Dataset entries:

******

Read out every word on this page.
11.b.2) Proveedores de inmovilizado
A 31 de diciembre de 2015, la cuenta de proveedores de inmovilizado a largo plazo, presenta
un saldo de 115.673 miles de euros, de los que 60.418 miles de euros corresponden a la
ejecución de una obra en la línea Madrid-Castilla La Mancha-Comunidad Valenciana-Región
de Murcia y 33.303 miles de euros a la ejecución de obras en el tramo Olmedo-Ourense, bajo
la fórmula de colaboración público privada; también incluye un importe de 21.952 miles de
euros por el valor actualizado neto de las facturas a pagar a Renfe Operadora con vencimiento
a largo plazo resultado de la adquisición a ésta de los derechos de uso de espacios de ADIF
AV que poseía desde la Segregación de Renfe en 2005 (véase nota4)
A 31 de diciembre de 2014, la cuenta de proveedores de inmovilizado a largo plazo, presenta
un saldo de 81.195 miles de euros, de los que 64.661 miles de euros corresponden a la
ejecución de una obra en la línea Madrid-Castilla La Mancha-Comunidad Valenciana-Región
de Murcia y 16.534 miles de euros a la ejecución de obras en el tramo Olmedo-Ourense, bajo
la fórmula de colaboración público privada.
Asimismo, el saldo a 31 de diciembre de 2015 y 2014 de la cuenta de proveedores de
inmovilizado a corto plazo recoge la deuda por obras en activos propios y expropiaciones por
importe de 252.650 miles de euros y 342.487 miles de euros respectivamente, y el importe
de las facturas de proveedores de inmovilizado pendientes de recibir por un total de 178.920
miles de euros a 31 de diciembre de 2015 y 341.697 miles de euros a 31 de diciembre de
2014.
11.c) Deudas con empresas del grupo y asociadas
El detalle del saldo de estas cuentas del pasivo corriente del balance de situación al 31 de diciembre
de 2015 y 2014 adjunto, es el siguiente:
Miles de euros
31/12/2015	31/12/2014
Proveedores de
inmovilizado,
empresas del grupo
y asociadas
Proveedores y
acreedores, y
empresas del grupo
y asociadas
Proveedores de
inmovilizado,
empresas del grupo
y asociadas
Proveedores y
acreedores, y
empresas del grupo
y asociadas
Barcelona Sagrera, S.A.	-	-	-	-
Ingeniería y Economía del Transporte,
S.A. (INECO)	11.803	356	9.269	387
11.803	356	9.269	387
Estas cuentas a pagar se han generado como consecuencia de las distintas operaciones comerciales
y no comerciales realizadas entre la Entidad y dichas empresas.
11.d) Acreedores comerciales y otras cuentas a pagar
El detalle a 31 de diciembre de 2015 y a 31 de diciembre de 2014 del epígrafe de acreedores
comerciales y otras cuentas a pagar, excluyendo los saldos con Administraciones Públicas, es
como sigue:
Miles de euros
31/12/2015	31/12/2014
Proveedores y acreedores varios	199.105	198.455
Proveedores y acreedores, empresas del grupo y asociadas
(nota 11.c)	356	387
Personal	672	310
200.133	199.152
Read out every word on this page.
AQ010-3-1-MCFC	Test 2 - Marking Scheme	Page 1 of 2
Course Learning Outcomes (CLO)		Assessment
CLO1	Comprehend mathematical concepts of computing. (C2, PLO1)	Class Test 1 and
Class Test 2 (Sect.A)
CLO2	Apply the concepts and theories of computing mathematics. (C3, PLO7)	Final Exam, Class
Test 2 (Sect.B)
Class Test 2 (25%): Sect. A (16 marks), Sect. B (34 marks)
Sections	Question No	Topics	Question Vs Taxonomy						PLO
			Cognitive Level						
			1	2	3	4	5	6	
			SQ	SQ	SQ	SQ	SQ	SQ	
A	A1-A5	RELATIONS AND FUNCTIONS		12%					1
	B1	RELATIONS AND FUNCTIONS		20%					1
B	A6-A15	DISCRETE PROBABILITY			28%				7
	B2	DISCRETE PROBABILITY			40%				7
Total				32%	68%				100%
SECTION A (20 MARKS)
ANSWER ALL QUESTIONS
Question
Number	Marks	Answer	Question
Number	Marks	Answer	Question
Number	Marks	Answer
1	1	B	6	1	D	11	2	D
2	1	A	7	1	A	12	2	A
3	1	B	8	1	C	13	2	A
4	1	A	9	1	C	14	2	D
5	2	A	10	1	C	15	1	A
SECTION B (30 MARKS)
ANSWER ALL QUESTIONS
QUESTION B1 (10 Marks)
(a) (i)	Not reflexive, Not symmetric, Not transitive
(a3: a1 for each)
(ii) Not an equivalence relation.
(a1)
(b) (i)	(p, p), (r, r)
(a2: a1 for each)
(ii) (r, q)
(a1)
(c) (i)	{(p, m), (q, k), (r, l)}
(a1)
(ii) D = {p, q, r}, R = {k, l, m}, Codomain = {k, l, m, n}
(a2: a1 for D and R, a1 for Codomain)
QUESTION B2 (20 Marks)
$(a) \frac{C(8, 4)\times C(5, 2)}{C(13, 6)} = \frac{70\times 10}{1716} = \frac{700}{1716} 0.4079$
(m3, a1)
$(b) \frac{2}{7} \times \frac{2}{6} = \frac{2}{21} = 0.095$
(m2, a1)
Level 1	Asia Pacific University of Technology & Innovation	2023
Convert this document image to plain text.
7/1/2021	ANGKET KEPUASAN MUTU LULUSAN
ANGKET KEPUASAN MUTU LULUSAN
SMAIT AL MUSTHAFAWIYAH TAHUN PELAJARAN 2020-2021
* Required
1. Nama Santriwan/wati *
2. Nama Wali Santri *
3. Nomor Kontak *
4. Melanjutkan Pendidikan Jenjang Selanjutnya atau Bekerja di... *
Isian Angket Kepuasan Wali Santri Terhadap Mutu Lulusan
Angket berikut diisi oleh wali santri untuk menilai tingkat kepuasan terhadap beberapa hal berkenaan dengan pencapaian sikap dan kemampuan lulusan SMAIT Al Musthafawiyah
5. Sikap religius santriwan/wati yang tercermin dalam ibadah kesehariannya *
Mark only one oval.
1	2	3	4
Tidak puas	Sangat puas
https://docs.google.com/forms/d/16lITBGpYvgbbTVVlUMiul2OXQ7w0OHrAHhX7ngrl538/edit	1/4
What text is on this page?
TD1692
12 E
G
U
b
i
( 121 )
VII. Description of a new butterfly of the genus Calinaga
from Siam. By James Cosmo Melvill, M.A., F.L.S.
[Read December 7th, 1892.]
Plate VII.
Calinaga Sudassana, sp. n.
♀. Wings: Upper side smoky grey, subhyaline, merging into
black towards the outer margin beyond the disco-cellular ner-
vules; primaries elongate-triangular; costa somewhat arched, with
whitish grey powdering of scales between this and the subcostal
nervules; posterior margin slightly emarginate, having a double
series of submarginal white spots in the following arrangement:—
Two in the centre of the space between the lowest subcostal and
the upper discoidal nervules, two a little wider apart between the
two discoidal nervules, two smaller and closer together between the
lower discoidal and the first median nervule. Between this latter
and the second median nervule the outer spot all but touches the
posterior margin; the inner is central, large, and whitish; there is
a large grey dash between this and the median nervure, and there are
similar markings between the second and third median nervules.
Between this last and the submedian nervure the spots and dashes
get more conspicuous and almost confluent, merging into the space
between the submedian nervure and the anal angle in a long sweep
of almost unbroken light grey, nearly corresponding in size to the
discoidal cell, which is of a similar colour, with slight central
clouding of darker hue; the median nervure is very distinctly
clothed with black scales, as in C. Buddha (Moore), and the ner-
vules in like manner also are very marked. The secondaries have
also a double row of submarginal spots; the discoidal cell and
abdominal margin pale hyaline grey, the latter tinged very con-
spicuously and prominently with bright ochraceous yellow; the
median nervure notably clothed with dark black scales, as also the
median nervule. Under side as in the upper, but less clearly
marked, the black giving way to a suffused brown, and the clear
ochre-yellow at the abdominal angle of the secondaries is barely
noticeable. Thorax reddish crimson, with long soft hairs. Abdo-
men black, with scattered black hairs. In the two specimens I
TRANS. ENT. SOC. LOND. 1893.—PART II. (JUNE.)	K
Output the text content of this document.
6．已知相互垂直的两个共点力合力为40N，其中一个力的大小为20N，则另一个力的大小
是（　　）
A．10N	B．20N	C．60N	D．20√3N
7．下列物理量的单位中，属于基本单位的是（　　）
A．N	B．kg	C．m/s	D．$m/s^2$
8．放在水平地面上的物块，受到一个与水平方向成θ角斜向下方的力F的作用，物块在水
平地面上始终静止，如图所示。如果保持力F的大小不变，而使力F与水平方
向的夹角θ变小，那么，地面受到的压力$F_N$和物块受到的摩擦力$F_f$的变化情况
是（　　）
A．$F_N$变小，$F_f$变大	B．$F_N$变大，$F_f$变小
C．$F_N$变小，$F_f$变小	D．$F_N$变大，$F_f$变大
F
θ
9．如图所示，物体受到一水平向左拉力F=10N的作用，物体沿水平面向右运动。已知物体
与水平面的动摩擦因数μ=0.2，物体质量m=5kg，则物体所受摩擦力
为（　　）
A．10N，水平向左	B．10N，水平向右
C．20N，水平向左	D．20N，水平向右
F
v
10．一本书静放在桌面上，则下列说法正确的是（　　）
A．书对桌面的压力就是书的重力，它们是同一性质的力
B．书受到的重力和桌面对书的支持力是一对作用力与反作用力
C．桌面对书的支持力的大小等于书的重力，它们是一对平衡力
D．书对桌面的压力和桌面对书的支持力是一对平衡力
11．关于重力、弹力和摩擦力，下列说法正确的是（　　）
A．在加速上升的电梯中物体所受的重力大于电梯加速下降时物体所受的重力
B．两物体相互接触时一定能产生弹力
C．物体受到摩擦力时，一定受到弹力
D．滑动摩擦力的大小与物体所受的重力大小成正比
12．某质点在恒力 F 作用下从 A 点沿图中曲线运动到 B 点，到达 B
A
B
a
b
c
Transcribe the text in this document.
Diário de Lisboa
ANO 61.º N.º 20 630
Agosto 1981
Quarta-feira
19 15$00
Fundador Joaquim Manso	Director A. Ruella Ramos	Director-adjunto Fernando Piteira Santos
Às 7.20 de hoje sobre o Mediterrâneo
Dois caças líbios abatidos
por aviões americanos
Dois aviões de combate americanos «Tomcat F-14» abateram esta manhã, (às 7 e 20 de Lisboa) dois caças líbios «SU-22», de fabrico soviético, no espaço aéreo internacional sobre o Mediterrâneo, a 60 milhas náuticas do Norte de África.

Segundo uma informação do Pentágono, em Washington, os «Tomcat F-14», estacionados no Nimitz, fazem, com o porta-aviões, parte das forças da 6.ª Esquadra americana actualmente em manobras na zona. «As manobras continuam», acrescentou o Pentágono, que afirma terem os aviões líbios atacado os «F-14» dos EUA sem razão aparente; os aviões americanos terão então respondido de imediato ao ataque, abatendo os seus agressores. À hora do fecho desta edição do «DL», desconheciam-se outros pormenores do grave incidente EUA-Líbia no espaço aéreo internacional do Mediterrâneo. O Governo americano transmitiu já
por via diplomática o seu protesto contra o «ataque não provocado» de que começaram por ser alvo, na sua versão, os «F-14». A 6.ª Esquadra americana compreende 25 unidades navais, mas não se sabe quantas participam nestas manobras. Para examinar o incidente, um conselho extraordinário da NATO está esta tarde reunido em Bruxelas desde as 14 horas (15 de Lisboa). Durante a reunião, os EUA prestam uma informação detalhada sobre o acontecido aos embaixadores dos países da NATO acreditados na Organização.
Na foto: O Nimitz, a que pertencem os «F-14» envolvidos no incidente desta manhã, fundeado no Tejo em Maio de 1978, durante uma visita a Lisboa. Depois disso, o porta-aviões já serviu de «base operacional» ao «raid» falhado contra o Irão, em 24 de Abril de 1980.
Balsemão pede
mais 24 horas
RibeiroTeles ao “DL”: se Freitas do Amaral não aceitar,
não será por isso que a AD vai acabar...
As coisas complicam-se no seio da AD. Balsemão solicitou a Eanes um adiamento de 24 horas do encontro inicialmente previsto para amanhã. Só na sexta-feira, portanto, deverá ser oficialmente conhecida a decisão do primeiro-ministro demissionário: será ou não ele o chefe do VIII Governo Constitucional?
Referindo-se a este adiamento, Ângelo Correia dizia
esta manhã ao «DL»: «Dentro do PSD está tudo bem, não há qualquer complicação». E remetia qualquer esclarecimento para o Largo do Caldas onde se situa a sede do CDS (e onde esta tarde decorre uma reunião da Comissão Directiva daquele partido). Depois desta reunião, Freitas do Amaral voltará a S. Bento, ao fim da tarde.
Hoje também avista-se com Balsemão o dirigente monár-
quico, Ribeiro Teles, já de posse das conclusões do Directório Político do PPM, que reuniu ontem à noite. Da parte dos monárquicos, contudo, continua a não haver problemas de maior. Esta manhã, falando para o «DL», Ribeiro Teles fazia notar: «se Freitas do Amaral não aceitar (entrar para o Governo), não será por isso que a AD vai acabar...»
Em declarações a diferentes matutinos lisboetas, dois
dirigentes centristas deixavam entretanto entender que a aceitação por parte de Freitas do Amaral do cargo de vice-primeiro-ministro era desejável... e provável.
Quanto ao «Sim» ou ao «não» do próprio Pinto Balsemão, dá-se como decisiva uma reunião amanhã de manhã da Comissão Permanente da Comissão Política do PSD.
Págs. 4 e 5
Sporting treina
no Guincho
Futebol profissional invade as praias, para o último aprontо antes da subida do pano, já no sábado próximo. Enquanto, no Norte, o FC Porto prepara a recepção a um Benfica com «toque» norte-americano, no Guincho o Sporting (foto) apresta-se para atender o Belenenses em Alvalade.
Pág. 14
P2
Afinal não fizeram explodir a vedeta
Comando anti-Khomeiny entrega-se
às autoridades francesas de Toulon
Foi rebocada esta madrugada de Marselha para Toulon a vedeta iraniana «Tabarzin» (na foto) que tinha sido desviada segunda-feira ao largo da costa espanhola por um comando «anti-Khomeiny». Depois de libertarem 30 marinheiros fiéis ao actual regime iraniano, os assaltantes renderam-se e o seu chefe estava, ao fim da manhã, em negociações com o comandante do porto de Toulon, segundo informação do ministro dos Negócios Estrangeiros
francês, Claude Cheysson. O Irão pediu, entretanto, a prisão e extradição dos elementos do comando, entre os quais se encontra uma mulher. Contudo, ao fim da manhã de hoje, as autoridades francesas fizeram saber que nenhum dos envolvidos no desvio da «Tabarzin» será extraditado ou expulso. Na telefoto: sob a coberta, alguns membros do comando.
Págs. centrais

******

[What to produce]
Copy each line of the listing that includes "tramo".

[Answer to this task]
de Murcia y 33.303 miles de euros a la ejecución de obras en el tramo Olmedo-Ourense, bajo
de Murcia y 16.534 miles de euros a la ejecución de obras en el tramo Olmedo-Ourense, bajo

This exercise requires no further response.